• EXERCISE INSTRUCTIONS
Output what the records say, word for word, with no images.

• INFORMATION GIVEN
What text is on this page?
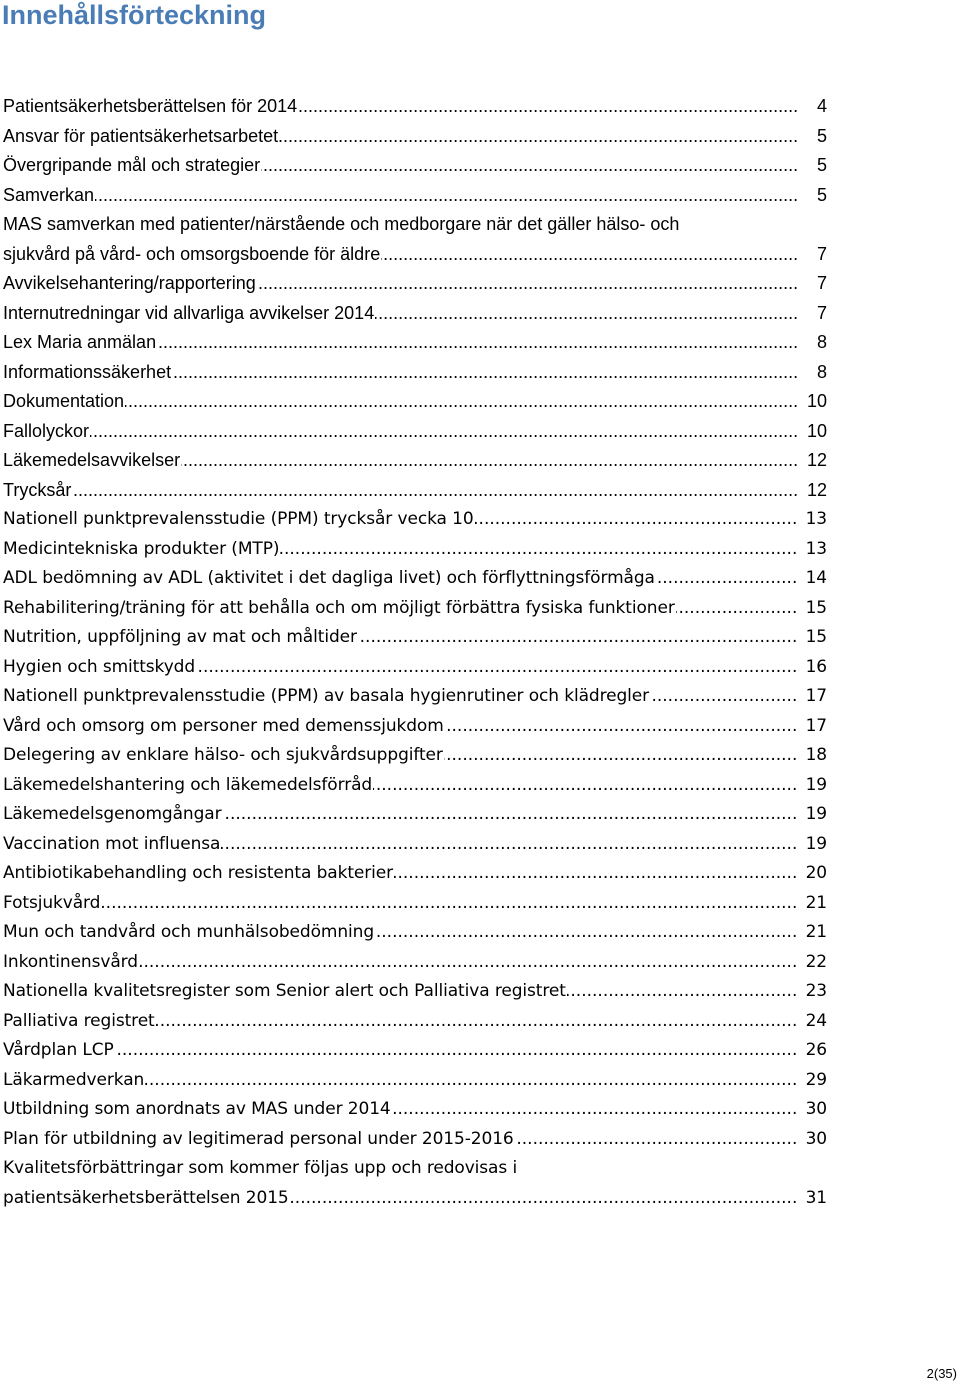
Innehållsförteckning
.....
Patientsäkerhetsberättelsen för 2014	4
.....
Ansvar för patientsäkerhetsarbetet	5
.....
Övergripande mål och strategier	5
.....
Samverkan	5
MAS samverkan med patienter/närstående och medborgare när det gäller hälso- och
.....
sjukvård på vård- och omsorgsboende för äldre	7
.....
Avvikelsehantering/rapportering	7
.....
Internutredningar vid allvarliga avvikelser 2014	7
.....
Lex Maria anmälan	8
.....
Informationssäkerhet	8
.....
Dokumentation	10
.....
Fallolyckor	10
.....
Läkemedelsavvikelser	12
.....
Trycksår	12
.....
Nationell punktprevalensstudie (PPM) trycksår vecka 10	13
.....
Medicintekniska produkter (MTP)	13
.....
ADL bedömning av ADL (aktivitet i det dagliga livet) och förflyttningsförmåga	14
.....
Rehabilitering/träning för att behålla och om möjligt förbättra fysiska funktioner	15
.....
Nutrition, uppföljning av mat och måltider	15
.....
Hygien och smittskydd	16
.....
Nationell punktprevalensstudie (PPM) av basala hygienrutiner och klädregler	17
.....
Vård och omsorg om personer med demenssjukdom	17
.....
Delegering av enklare hälso- och sjukvårdsuppgifter	18
.....
Läkemedelshantering och läkemedelsförråd	19
.....
Läkemedelsgenomgångar	19
.....
Vaccination mot influensa	19
.....
Antibiotikabehandling och resistenta bakterier	20
.....
Fotsjukvård	21
.....
Mun och tandvård och munhälsobedömning	21
.....
Inkontinensvård	22
.....
Nationella kvalitetsregister som Senior alert och Palliativa registret	23
.....
Palliativa registret	24
.....
Vårdplan LCP	26
.....
Läkarmedverkan	29
.....
Utbildning som anordnats av MAS under 2014	30
.....
Plan för utbildning av legitimerad personal under 2015-2016	30
Kvalitetsförbättringar som kommer följas upp och redovisas i
.....
patientsäkerhetsberättelsen 2015	31
2(35)
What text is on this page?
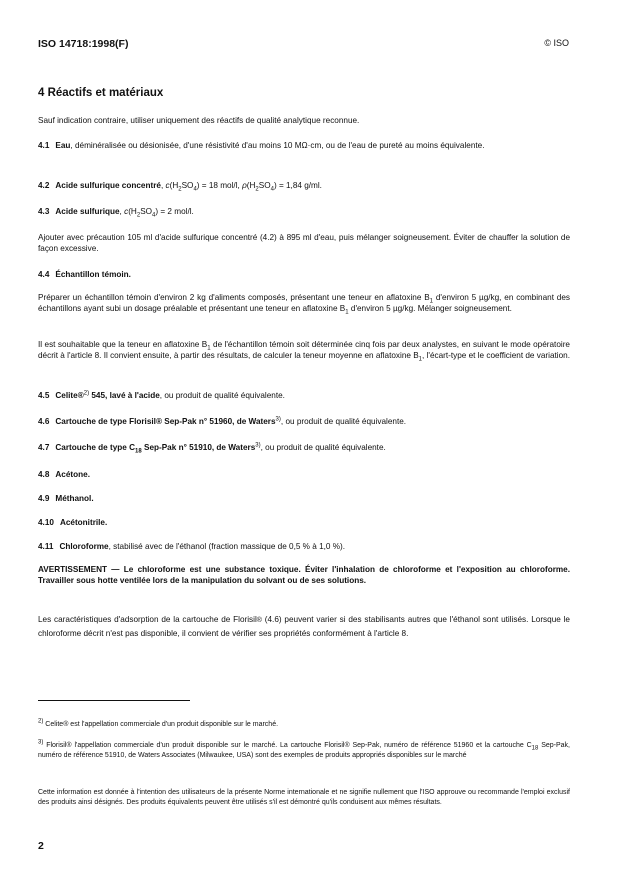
ISO 14718:1998(F)	© ISO
4 Réactifs et matériaux
Sauf indication contraire, utiliser uniquement des réactifs de qualité analytique reconnue.
4.1 Eau, déminéralisée ou désionisée, d'une résistivité d'au moins 10 MΩ·cm, ou de l'eau de pureté au moins équivalente.
4.2 Acide sulfurique concentré, $c(H_2SO_4) = 18$ mol/l, $\rho(H_2SO_4) = 1,84$ g/ml.
4.3 Acide sulfurique, $c(H_2SO_4) = 2$ mol/l.
Ajouter avec précaution 105 ml d'acide sulfurique concentré (4.2) à 895 ml d'eau, puis mélanger soigneusement. Éviter de chauffer la solution de façon excessive.
4.4 Échantillon témoin.
Préparer un échantillon témoin d'environ 2 kg d'aliments composés, présentant une teneur en aflatoxine $B_1$ d'environ 5 µg/kg, en combinant des échantillons ayant subi un dosage préalable et présentant une teneur en aflatoxine $B_1$ d'environ 5 µg/kg. Mélanger soigneusement.
Il est souhaitable que la teneur en aflatoxine $B_1$ de l'échantillon témoin soit déterminée cinq fois par deux analystes, en suivant le mode opératoire décrit à l'article 8. Il convient ensuite, à partir des résultats, de calculer la teneur moyenne en aflatoxine $B_1$, l'écart-type et le coefficient de variation.
4.5 Celite®$^{2)}$ 545, lavé à l'acide, ou produit de qualité équivalente.
4.6 Cartouche de type Florisil® Sep-Pak n° 51960, de Waters$^{3)}$, ou produit de qualité équivalente.
4.7 Cartouche de type $C_{18}$ Sep-Pak n° 51910, de Waters$^{3)}$, ou produit de qualité équivalente.
4.8 Acétone.
4.9 Méthanol.
4.10 Acétonitrile.
4.11 Chloroforme, stabilisé avec de l'éthanol (fraction massique de 0,5 % à 1,0 %).
AVERTISSEMENT — Le chloroforme est une substance toxique. Éviter l'inhalation de chloroforme et l'exposition au chloroforme. Travailler sous hotte ventilée lors de la manipulation du solvant ou de ses solutions.
Les caractéristiques d'adsorption de la cartouche de Florisil® (4.6) peuvent varier si des stabilisants autres que l'éthanol sont utilisés. Lorsque le chloroforme décrit n'est pas disponible, il convient de vérifier ses propriétés conformément à l'article 8.
$^{2)}$ Celite® est l'appellation commerciale d'un produit disponible sur le marché.
$^{3)}$ Florisil® l'appellation commerciale d'un produit disponible sur le marché. La cartouche Florisil® Sep-Pak, numéro de référence 51960 et la cartouche $C_{18}$ Sep-Pak, numéro de référence 51910, de Waters Associates (Milwaukee, USA) sont des exemples de produits appropriés disponibles sur le marché
Cette information est donnée à l'intention des utilisateurs de la présente Norme internationale et ne signifie nullement que l'ISO approuve ou recommande l'emploi exclusif des produits ainsi désignés. Des produits équivalents peuvent être utilisés s'il est démontré qu'ils conduisent aux mêmes résultats.
2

• ANSWER AREA
What text is on this page?
Innehållsförteckning
.....
Patientsäkerhetsberättelsen för 2014	4
.....
Ansvar för patientsäkerhetsarbetet	5
.....
Övergripande mål och strategier	5
.....
Samverkan	5
MAS samverkan med patienter/närstående och medborgare när det gäller hälso- och
.....
sjukvård på vård- och omsorgsboende för äldre	7
.....
Avvikelsehantering/rapportering	7
.....
Internutredningar vid allvarliga avvikelser 2014	7
.....
Lex Maria anmälan	8
.....
Informationssäkerhet	8
.....
Dokumentation	10
.....
Fallolyckor	10
.....
Läkemedelsavvikelser	12
.....
Trycksår	12
.....
Nationell punktprevalensstudie (PPM) trycksår vecka 10	13
.....
Medicintekniska produkter (MTP)	13
.....
ADL bedömning av ADL (aktivitet i det dagliga livet) och förflyttningsförmåga	14
.....
Rehabilitering/träning för att behålla och om möjligt förbättra fysiska funktioner	15
.....
Nutrition, uppföljning av mat och måltider	15
.....
Hygien och smittskydd	16
.....
Nationell punktprevalensstudie (PPM) av basala hygienrutiner och klädregler	17
.....
Vård och omsorg om personer med demenssjukdom	17
.....
Delegering av enklare hälso- och sjukvårdsuppgifter	18
.....
Läkemedelshantering och läkemedelsförråd	19
.....
Läkemedelsgenomgångar	19
.....
Vaccination mot influensa	19
.....
Antibiotikabehandling och resistenta bakterier	20
.....
Fotsjukvård	21
.....
Mun och tandvård och munhälsobedömning	21
.....
Inkontinensvård	22
.....
Nationella kvalitetsregister som Senior alert och Palliativa registret	23
.....
Palliativa registret	24
.....
Vårdplan LCP	26
.....
Läkarmedverkan	29
.....
Utbildning som anordnats av MAS under 2014	30
.....
Plan för utbildning av legitimerad personal under 2015-2016	30
Kvalitetsförbättringar som kommer följas upp och redovisas i
.....
patientsäkerhetsberättelsen 2015	31
2(35)
What text is on this page?
ISO 14718:1998(F)	© ISO
4 Réactifs et matériaux
Sauf indication contraire, utiliser uniquement des réactifs de qualité analytique reconnue.
4.1 Eau, déminéralisée ou désionisée, d'une résistivité d'au moins 10 MΩ·cm, ou de l'eau de pureté au moins équivalente.
4.2 Acide sulfurique concentré, $c(H_2SO_4) = 18$ mol/l, $\rho(H_2SO_4) = 1,84$ g/ml.
4.3 Acide sulfurique, $c(H_2SO_4) = 2$ mol/l.
Ajouter avec précaution 105 ml d'acide sulfurique concentré (4.2) à 895 ml d'eau, puis mélanger soigneusement. Éviter de chauffer la solution de façon excessive.
4.4 Échantillon témoin.
Préparer un échantillon témoin d'environ 2 kg d'aliments composés, présentant une teneur en aflatoxine $B_1$ d'environ 5 µg/kg, en combinant des échantillons ayant subi un dosage préalable et présentant une teneur en aflatoxine $B_1$ d'environ 5 µg/kg. Mélanger soigneusement.
Il est souhaitable que la teneur en aflatoxine $B_1$ de l'échantillon témoin soit déterminée cinq fois par deux analystes, en suivant le mode opératoire décrit à l'article 8. Il convient ensuite, à partir des résultats, de calculer la teneur moyenne en aflatoxine $B_1$, l'écart-type et le coefficient de variation.
4.5 Celite®$^{2)}$ 545, lavé à l'acide, ou produit de qualité équivalente.
4.6 Cartouche de type Florisil® Sep-Pak n° 51960, de Waters$^{3)}$, ou produit de qualité équivalente.
4.7 Cartouche de type $C_{18}$ Sep-Pak n° 51910, de Waters$^{3)}$, ou produit de qualité équivalente.
4.8 Acétone.
4.9 Méthanol.
4.10 Acétonitrile.
4.11 Chloroforme, stabilisé avec de l'éthanol (fraction massique de 0,5 % à 1,0 %).
AVERTISSEMENT — Le chloroforme est une substance toxique. Éviter l'inhalation de chloroforme et l'exposition au chloroforme. Travailler sous hotte ventilée lors de la manipulation du solvant ou de ses solutions.
Les caractéristiques d'adsorption de la cartouche de Florisil® (4.6) peuvent varier si des stabilisants autres que l'éthanol sont utilisés. Lorsque le chloroforme décrit n'est pas disponible, il convient de vérifier ses propriétés conformément à l'article 8.
$^{2)}$ Celite® est l'appellation commerciale d'un produit disponible sur le marché.
$^{3)}$ Florisil® l'appellation commerciale d'un produit disponible sur le marché. La cartouche Florisil® Sep-Pak, numéro de référence 51960 et la cartouche $C_{18}$ Sep-Pak, numéro de référence 51910, de Waters Associates (Milwaukee, USA) sont des exemples de produits appropriés disponibles sur le marché
Cette information est donnée à l'intention des utilisateurs de la présente Norme internationale et ne signifie nullement que l'ISO approuve ou recommande l'emploi exclusif des produits ainsi désignés. Des produits équivalents peuvent être utilisés s'il est démontré qu'ils conduisent aux mêmes résultats.
2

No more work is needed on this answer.